Document segment:
Thursday, July 23, 2009

The CRE disaster

Posted on Reuters by Rolfe Winkler:

Earlier this week, I was surprised when I read that Moody’s put the decline in commercial real estate at 16% over the last TWO MONTHS. That’s a stunning rate of decline that has very negative consequences for banks who are still carrying commercial whole loans on their balance sheet at close to 100¢ on the dollar.cre-vs-residential-prices

For comparison, consider the chart to the right, which compares the Case-Shiller Composite 20 Index for residential real estate prices with the Moody’s/REAL National All Property CRE Index.*

(Click chart to enlarge in new window)

Peak to trough the declines are similar: Residential is down 33% from its July ‘06 peak while commercial is down 35% from its October ‘07 peak.

But note the stunning rate of decline of late for commercial. 28% since September. Residential is off half as much over that time.

To be sure, comparing these two indices isn’t totally fair. As Dan Alpert of Westwood Capital pointed out to me, there are millions of transactions that go into Robert Shiller’s residential index. It’s very granular. On the CRE side there have been very few actual sales that indicate recent pricing. So you have to read Moody’s/REAL with a grain of salt.

Directionally, however, the index is correct. Commercial is collapsing very quickly, even as residential looks to be forming a bottom.

Page layout parsing data

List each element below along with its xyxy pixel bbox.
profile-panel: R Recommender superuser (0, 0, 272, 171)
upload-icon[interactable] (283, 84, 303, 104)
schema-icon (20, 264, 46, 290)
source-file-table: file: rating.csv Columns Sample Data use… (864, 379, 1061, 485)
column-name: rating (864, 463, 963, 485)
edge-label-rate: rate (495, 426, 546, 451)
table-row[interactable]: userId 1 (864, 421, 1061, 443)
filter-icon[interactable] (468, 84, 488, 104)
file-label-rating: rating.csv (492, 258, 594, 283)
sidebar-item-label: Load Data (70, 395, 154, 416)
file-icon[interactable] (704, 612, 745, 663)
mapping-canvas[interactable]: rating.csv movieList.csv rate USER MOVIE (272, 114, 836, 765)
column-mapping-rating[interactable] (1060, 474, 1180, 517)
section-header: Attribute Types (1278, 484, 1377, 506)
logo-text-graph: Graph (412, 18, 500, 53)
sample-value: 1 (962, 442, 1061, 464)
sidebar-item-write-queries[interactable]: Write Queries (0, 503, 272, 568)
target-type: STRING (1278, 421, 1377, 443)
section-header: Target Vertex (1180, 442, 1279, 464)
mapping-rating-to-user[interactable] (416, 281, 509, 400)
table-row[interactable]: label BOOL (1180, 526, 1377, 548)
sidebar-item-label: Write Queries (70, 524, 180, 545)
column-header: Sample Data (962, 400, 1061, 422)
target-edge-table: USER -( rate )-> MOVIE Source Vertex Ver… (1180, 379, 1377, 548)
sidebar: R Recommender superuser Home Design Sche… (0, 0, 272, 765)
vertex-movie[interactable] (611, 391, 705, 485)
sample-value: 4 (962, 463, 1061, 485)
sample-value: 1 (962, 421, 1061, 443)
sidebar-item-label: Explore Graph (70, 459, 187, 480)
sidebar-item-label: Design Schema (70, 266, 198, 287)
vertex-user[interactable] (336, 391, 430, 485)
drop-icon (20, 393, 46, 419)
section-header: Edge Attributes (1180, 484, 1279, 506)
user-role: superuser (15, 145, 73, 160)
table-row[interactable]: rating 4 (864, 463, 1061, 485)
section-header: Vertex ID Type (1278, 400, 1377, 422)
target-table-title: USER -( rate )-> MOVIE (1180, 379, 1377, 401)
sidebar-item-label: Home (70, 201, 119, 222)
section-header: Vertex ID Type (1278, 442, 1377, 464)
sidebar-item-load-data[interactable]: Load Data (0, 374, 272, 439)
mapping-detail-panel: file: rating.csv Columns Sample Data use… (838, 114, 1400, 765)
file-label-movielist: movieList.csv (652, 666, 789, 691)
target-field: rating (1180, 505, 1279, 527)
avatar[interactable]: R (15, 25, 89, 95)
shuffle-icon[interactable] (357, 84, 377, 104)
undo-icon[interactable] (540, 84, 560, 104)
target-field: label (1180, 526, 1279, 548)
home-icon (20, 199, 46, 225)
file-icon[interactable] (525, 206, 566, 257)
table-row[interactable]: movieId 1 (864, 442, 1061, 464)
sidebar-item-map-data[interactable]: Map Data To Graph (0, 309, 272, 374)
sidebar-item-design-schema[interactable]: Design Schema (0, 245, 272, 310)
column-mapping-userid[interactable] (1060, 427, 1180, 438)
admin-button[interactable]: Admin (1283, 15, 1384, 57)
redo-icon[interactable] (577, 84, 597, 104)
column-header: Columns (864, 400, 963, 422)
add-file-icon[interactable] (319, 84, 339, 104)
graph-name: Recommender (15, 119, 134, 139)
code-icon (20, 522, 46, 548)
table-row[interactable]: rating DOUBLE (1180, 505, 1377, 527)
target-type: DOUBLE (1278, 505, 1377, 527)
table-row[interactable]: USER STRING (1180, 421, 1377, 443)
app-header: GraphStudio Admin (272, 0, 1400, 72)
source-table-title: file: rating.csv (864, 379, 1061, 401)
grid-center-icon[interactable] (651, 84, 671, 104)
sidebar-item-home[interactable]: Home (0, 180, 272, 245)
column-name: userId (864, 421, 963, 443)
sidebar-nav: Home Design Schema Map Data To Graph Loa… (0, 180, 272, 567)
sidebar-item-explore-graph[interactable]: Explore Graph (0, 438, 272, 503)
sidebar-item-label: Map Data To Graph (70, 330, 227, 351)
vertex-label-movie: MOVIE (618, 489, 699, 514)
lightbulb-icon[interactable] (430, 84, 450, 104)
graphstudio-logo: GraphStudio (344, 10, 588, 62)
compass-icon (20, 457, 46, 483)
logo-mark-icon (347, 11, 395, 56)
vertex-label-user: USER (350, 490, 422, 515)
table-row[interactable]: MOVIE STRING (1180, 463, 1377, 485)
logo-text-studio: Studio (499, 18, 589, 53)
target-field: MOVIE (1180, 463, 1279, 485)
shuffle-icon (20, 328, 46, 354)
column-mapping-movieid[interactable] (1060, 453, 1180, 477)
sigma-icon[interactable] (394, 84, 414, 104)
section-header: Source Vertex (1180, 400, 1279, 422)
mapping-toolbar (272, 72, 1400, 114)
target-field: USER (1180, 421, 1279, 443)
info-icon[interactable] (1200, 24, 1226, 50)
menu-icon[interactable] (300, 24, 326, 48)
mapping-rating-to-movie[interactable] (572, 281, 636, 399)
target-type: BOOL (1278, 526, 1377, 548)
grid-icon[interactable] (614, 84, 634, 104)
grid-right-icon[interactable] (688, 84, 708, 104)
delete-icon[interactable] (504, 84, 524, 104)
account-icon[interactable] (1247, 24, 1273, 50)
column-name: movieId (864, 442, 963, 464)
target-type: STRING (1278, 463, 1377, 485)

Problems and tasks:
A) Repeat, word for word, the stretch of the commercial real estate post from "For comparison, consider" through "October ‘07 peak.".
B) In the commercial real estate post, how far is residential real estate down from its July ‘06 peak?
C) Pick up the commercial real estate post after its last sentence and continue writing it.

Task-by-task results:
A)
For comparison, consider the chart to the right, which compares the Case-Shiller Composite 20 Index for residential real estate prices with the Moody’s/REAL National All Property CRE Index.*

(Click chart to enlarge in new window)

Peak to trough the declines are similar: Residential is down 33% from its July ‘06 peak while commercial is down 35% from its October ‘07 peak.

B) It is down 33% from that peak.

C)
What are the implications? Consider the $1-$1.5 trillion in commercial mortgages being held as whole loans at commercial and savings banks in the U.S. Because whole loans are typically “held to maturity,” they are carried at full value until the borrower actually defaults. Never mind that the underlying collateral is now worth far less than the mortgage.

But banks aren’t forced to take writedowns until an event of default. To avoid that they can play all sorts of games to make things easier for the borrower. According to Alpert:

Banks and other lenders with loans collateralized by income-producing properties have been offering borrowers nearly any forbearance imaginable: loan extensions, interest rate reductions, delayed principal payments, wavers of covenants and guarantees, and in some instances additonal funding—anything and everything to avoid taking a current loss, as long as there is some cash flow or reserve balance to draw on so as to maintain that the loan is performing against its (often heavily modified) terms.

The bottom line is that banks still have hundreds of billions of losses buried on their balance sheets. Commercial real estate prices aren’t coming back, which means these loans will have to be marked down eventually. The longer banks wait, the more painful the writedowns will be.

Bank shareholders should take note. There are still stupendous losses to come. Will the government agree to absorb all of them? Probably not, which means equity holders will feel the pain.